* What the task asks *
Write the entries below out again exactly; any picture in them stays out.

* Data shown *
+---+

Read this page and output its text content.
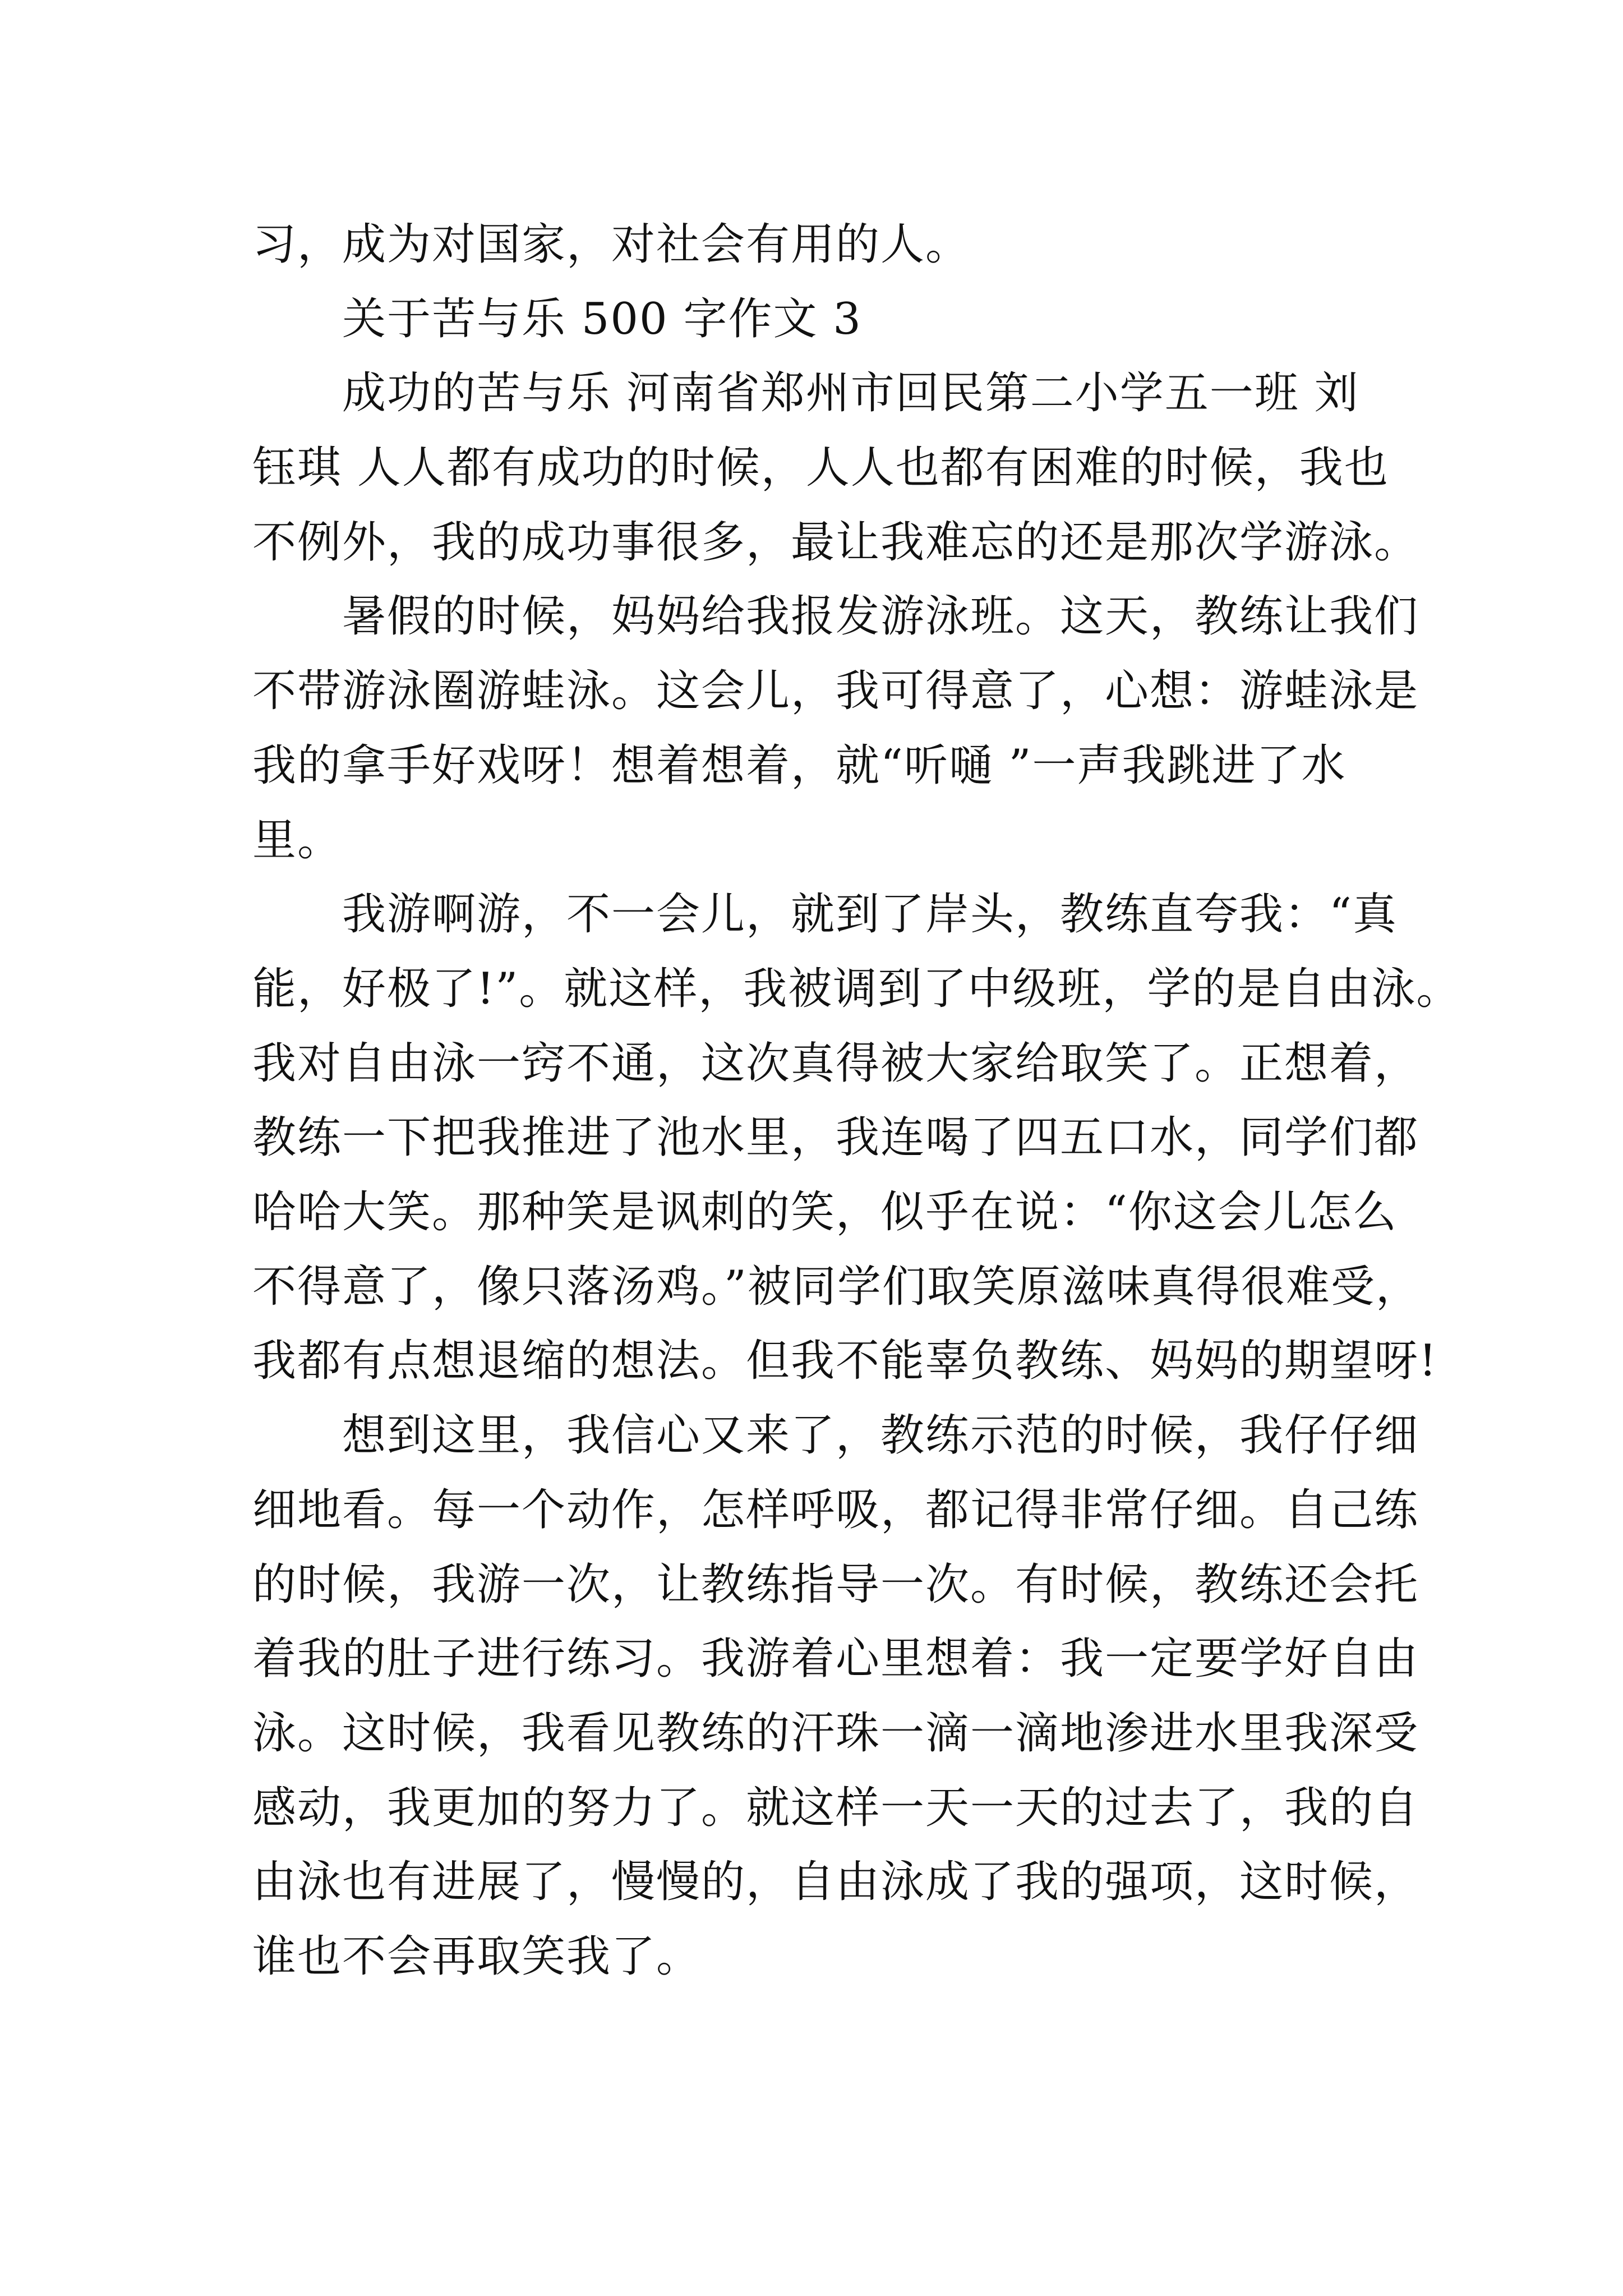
习，成为对国家，对社会有用的人。
关于苦与乐 500 字作文 3
成功的苦与乐 河南省郑州市回民第二小学五一班 刘
钰琪 人人都有成功的时候，人人也都有困难的时候，我也
不例外，我的成功事很多，最让我难忘的还是那次学游泳。
暑假的时候，妈妈给我报发游泳班。这天，教练让我们
不带游泳圈游蛙泳。这会儿，我可得意了，心想：游蛙泳是
我的拿手好戏呀！想着想着，就“听嗵 ”一声我跳进了水
里。
我游啊游，不一会儿，就到了岸头，教练直夸我：“真
能，好极了!”。就这样，我被调到了中级班，学的是自由泳。
我对自由泳一窍不通，这次真得被大家给取笑了。正想着，
教练一下把我推进了池水里，我连喝了四五口水，同学们都
哈哈大笑。那种笑是讽刺的笑，似乎在说：“你这会儿怎么
不得意了，像只落汤鸡。”被同学们取笑原滋味真得很难受，
我都有点想退缩的想法。但我不能辜负教练、妈妈的期望呀!
想到这里，我信心又来了，教练示范的时候，我仔仔细
细地看。每一个动作，怎样呼吸，都记得非常仔细。自己练
的时候，我游一次，让教练指导一次。有时候，教练还会托
着我的肚子进行练习。我游着心里想着：我一定要学好自由
泳。这时候，我看见教练的汗珠一滴一滴地渗进水里我深受
感动，我更加的努力了。就这样一天一天的过去了，我的自
由泳也有进展了，慢慢的，自由泳成了我的强项，这时候，
谁也不会再取笑我了。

+---+

* Output below *
Read this page and output its text content.
习，成为对国家，对社会有用的人。
关于苦与乐 500 字作文 3
成功的苦与乐 河南省郑州市回民第二小学五一班 刘
钰琪 人人都有成功的时候，人人也都有困难的时候，我也
不例外，我的成功事很多，最让我难忘的还是那次学游泳。
暑假的时候，妈妈给我报发游泳班。这天，教练让我们
不带游泳圈游蛙泳。这会儿，我可得意了，心想：游蛙泳是
我的拿手好戏呀！想着想着，就“听嗵 ”一声我跳进了水
里。
我游啊游，不一会儿，就到了岸头，教练直夸我：“真
能，好极了!”。就这样，我被调到了中级班，学的是自由泳。
我对自由泳一窍不通，这次真得被大家给取笑了。正想着，
教练一下把我推进了池水里，我连喝了四五口水，同学们都
哈哈大笑。那种笑是讽刺的笑，似乎在说：“你这会儿怎么
不得意了，像只落汤鸡。”被同学们取笑原滋味真得很难受，
我都有点想退缩的想法。但我不能辜负教练、妈妈的期望呀!
想到这里，我信心又来了，教练示范的时候，我仔仔细
细地看。每一个动作，怎样呼吸，都记得非常仔细。自己练
的时候，我游一次，让教练指导一次。有时候，教练还会托
着我的肚子进行练习。我游着心里想着：我一定要学好自由
泳。这时候，我看见教练的汗珠一滴一滴地渗进水里我深受
感动，我更加的努力了。就这样一天一天的过去了，我的自
由泳也有进展了，慢慢的，自由泳成了我的强项，这时候，
谁也不会再取笑我了。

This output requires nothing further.